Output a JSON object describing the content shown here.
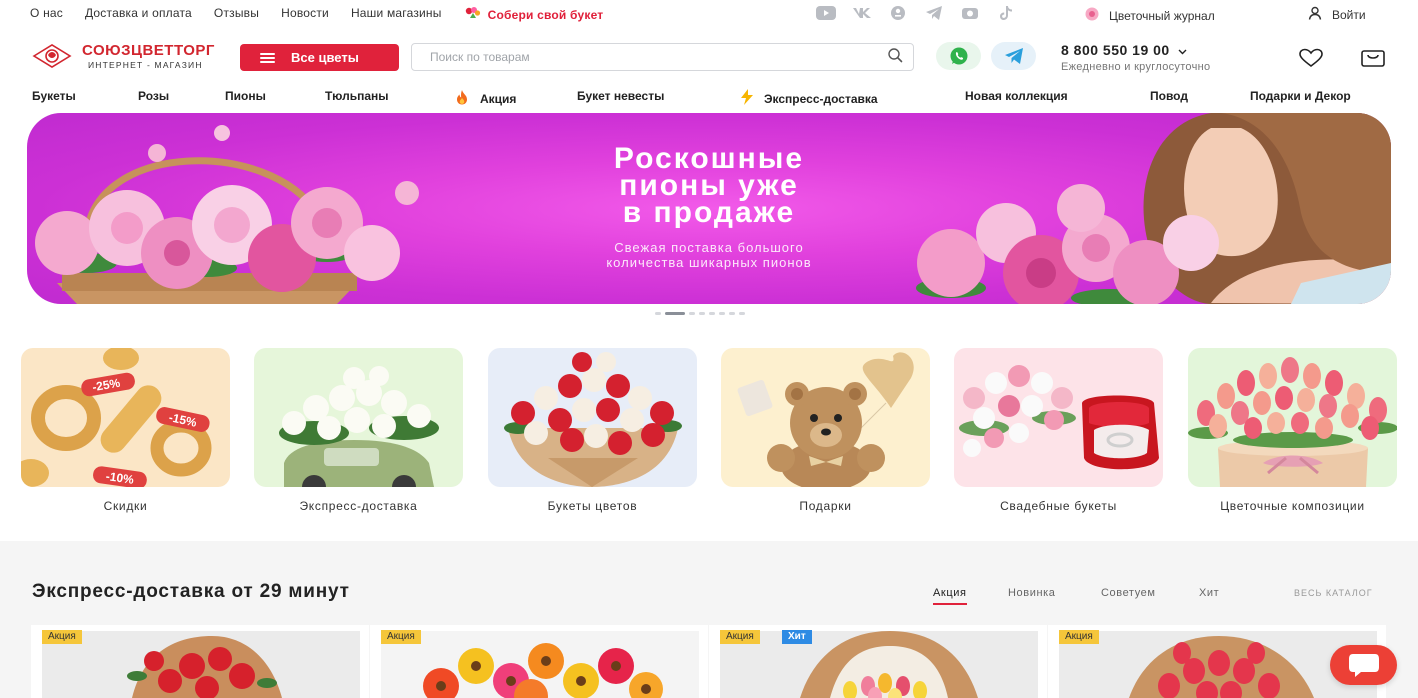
{
  "topbar": {
    "links": [
      "О нас",
      "Доставка и оплата",
      "Отзывы",
      "Новости",
      "Наши магазины"
    ],
    "bouquet_link": "Собери свой букет",
    "socials": [
      "youtube-icon",
      "vk-icon",
      "ok-icon",
      "telegram-icon",
      "camera-icon",
      "tiktok-icon"
    ],
    "journal": "Цветочный журнал",
    "login": "Войти"
  },
  "header": {
    "logo_title": "СОЮЗЦВЕТТОРГ",
    "logo_sub": "ИНТЕРНЕТ - МАГАЗИН",
    "catalog_button": "Все цветы",
    "search_placeholder": "Поиск по товарам",
    "phone": "8 800 550 19 00",
    "phone_sub": "Ежедневно и круглосуточно"
  },
  "mainnav": [
    "Букеты",
    "Розы",
    "Пионы",
    "Тюльпаны",
    "Акция",
    "Букет невесты",
    "Экспресс-доставка",
    "Новая коллекция",
    "Повод",
    "Подарки и Декор"
  ],
  "hero": {
    "title_lines": [
      "Роскошные",
      "пионы уже",
      "в продаже"
    ],
    "subtitle_lines": [
      "Свежая поставка большого",
      "количества шикарных пионов"
    ],
    "slides": 8,
    "active_slide": 2
  },
  "categories": [
    "Скидки",
    "Экспресс-доставка",
    "Букеты цветов",
    "Подарки",
    "Свадебные букеты",
    "Цветочные композиции"
  ],
  "discount_tags": [
    "-25%",
    "-15%",
    "-10%"
  ],
  "products_section": {
    "title": "Экспресс-доставка от 29 минут",
    "tabs": [
      "Акция",
      "Новинка",
      "Советуем",
      "Хит"
    ],
    "active_tab": "Акция",
    "all_link": "ВЕСЬ КАТАЛОГ",
    "cards": [
      {
        "badges": [
          "Акция"
        ]
      },
      {
        "badges": [
          "Акция"
        ]
      },
      {
        "badges": [
          "Акция",
          "Хит"
        ]
      },
      {
        "badges": [
          "Акция"
        ]
      }
    ]
  },
  "colors": {
    "accent": "#e0223b",
    "badge_sale": "#f5c63a",
    "badge_hit": "#2e8be4",
    "hero_bg": "#e141dd",
    "chat": "#ec4036"
  }
}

***

(Set task): Quote the records above in full, dropping each picture.

(Output for this exercise):
Output a JSON object describing the content shown here.
{
  "topbar": {
    "links": [
      "О нас",
      "Доставка и оплата",
      "Отзывы",
      "Новости",
      "Наши магазины"
    ],
    "bouquet_link": "Собери свой букет",
    "socials": [
      "youtube-icon",
      "vk-icon",
      "ok-icon",
      "telegram-icon",
      "camera-icon",
      "tiktok-icon"
    ],
    "journal": "Цветочный журнал",
    "login": "Войти"
  },
  "header": {
    "logo_title": "СОЮЗЦВЕТТОРГ",
    "logo_sub": "ИНТЕРНЕТ - МАГАЗИН",
    "catalog_button": "Все цветы",
    "search_placeholder": "Поиск по товарам",
    "phone": "8 800 550 19 00",
    "phone_sub": "Ежедневно и круглосуточно"
  },
  "mainnav": [
    "Букеты",
    "Розы",
    "Пионы",
    "Тюльпаны",
    "Акция",
    "Букет невесты",
    "Экспресс-доставка",
    "Новая коллекция",
    "Повод",
    "Подарки и Декор"
  ],
  "hero": {
    "title_lines": [
      "Роскошные",
      "пионы уже",
      "в продаже"
    ],
    "subtitle_lines": [
      "Свежая поставка большого",
      "количества шикарных пионов"
    ],
    "slides": 8,
    "active_slide": 2
  },
  "categories": [
    "Скидки",
    "Экспресс-доставка",
    "Букеты цветов",
    "Подарки",
    "Свадебные букеты",
    "Цветочные композиции"
  ],
  "discount_tags": [
    "-25%",
    "-15%",
    "-10%"
  ],
  "products_section": {
    "title": "Экспресс-доставка от 29 минут",
    "tabs": [
      "Акция",
      "Новинка",
      "Советуем",
      "Хит"
    ],
    "active_tab": "Акция",
    "all_link": "ВЕСЬ КАТАЛОГ",
    "cards": [
      {
        "badges": [
          "Акция"
        ]
      },
      {
        "badges": [
          "Акция"
        ]
      },
      {
        "badges": [
          "Акция",
          "Хит"
        ]
      },
      {
        "badges": [
          "Акция"
        ]
      }
    ]
  },
  "colors": {
    "accent": "#e0223b",
    "badge_sale": "#f5c63a",
    "badge_hit": "#2e8be4",
    "hero_bg": "#e141dd",
    "chat": "#ec4036"
  }
}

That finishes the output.